Record extracts start

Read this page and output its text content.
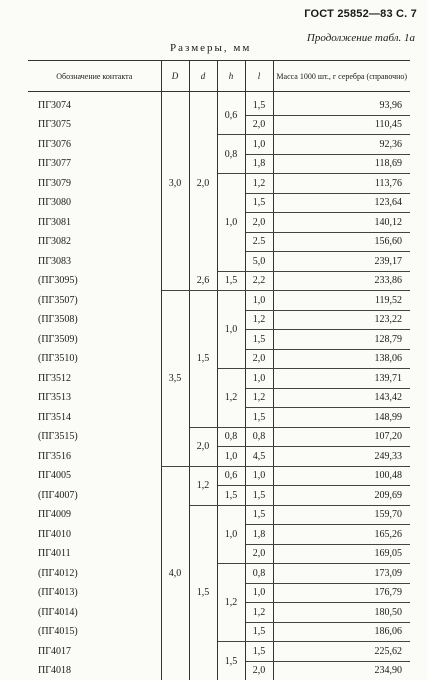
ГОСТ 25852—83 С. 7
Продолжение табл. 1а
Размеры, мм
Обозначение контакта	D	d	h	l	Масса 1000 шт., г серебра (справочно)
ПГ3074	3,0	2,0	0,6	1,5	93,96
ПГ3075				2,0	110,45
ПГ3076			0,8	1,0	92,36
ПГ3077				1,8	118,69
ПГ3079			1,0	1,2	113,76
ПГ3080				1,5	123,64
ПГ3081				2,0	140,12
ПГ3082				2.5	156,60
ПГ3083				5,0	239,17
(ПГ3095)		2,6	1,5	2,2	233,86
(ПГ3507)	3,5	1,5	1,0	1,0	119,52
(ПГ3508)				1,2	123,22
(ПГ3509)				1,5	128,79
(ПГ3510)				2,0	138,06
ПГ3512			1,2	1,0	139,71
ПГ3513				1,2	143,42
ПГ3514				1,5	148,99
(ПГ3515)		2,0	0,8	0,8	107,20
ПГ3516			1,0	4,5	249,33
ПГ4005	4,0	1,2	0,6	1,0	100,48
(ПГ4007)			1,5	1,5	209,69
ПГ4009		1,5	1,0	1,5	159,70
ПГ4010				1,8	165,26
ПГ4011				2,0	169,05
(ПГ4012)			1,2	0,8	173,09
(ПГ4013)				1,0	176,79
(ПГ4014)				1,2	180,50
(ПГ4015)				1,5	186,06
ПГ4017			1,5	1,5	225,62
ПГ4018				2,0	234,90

Record extracts end
Record extracts start

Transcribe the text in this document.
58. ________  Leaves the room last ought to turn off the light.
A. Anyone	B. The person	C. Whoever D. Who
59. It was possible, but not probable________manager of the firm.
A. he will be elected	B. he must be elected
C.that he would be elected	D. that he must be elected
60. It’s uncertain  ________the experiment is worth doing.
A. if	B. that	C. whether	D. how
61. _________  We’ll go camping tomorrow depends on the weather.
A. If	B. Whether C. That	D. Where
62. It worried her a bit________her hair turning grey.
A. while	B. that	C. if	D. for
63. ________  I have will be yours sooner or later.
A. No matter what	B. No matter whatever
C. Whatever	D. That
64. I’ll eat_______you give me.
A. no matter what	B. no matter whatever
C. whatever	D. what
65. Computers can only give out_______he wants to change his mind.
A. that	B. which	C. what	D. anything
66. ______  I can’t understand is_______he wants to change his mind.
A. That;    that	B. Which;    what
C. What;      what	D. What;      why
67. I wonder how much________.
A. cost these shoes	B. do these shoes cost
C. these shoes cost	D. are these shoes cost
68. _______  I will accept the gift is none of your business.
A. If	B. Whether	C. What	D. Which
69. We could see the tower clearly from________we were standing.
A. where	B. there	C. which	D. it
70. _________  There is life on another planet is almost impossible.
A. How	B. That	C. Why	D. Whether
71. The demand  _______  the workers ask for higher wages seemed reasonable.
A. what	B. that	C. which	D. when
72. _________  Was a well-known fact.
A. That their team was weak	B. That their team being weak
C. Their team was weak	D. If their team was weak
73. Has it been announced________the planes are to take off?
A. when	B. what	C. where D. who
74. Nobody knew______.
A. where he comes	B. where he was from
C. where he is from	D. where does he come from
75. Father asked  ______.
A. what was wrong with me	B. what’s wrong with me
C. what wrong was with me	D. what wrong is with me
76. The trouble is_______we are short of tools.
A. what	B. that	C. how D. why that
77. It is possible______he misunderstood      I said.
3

Record extracts end
Record extracts start

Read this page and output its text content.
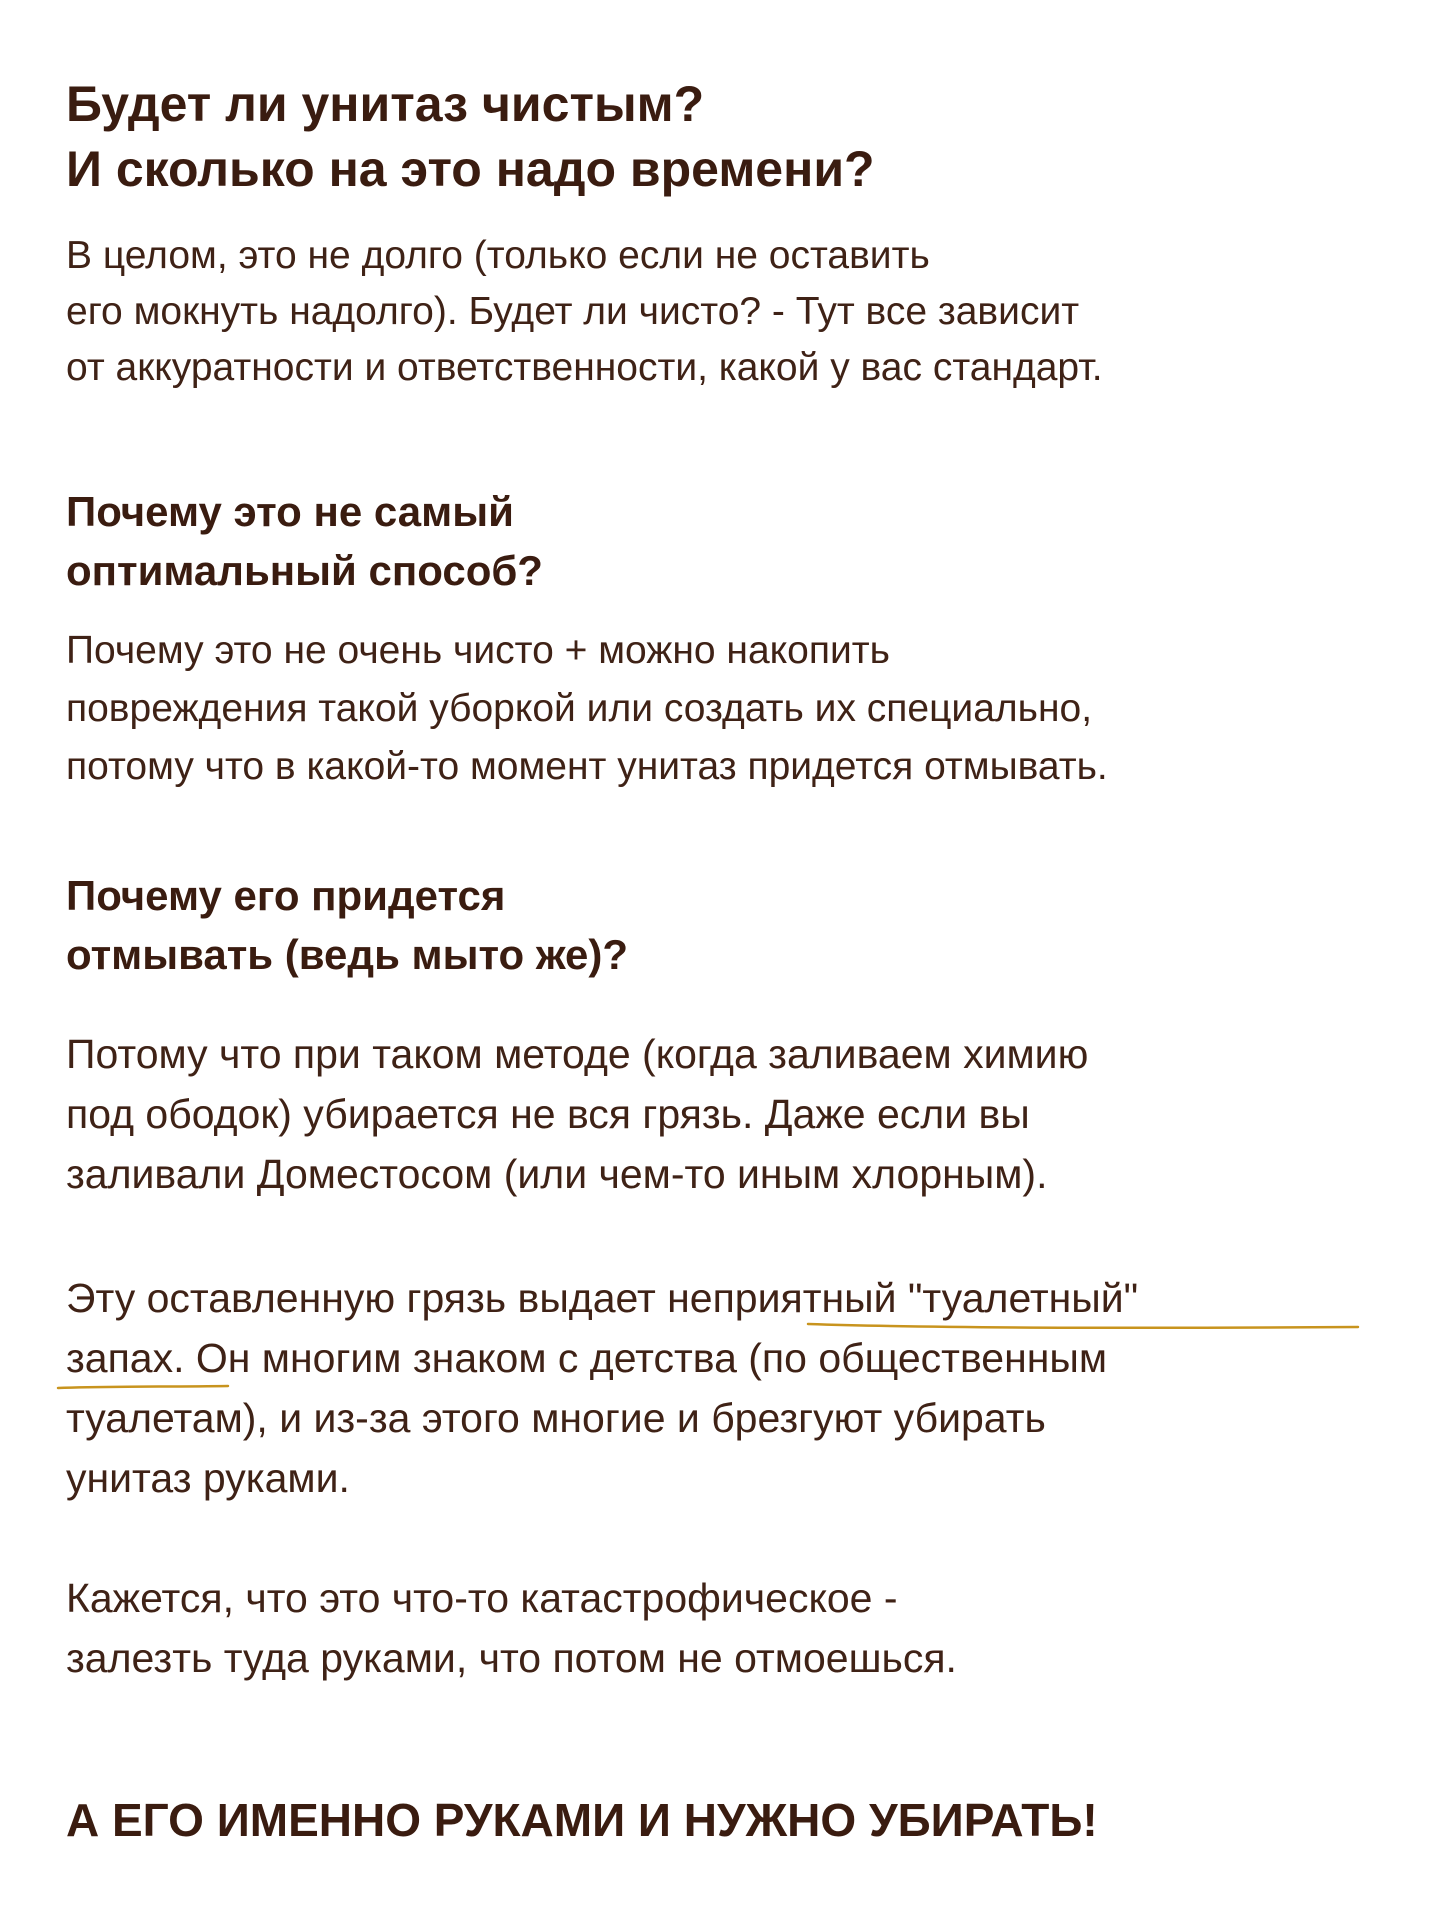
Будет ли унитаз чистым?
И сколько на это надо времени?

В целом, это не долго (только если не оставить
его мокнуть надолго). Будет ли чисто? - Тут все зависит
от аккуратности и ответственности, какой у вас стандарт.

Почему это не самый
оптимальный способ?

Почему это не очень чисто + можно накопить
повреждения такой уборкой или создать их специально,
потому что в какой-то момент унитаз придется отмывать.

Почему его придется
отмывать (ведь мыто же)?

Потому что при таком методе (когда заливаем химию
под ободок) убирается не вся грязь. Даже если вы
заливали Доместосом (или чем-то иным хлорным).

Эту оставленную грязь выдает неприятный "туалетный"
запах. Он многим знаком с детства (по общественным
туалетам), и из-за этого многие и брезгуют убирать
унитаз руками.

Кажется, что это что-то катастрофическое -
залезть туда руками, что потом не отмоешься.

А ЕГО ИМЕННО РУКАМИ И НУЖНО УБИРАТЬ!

Record extracts end

Report all lines of the data above that include the string "wants".

65. Computers can only give out_______he wants to change his mind.
66. ______  I can’t understand is_______he wants to change his mind.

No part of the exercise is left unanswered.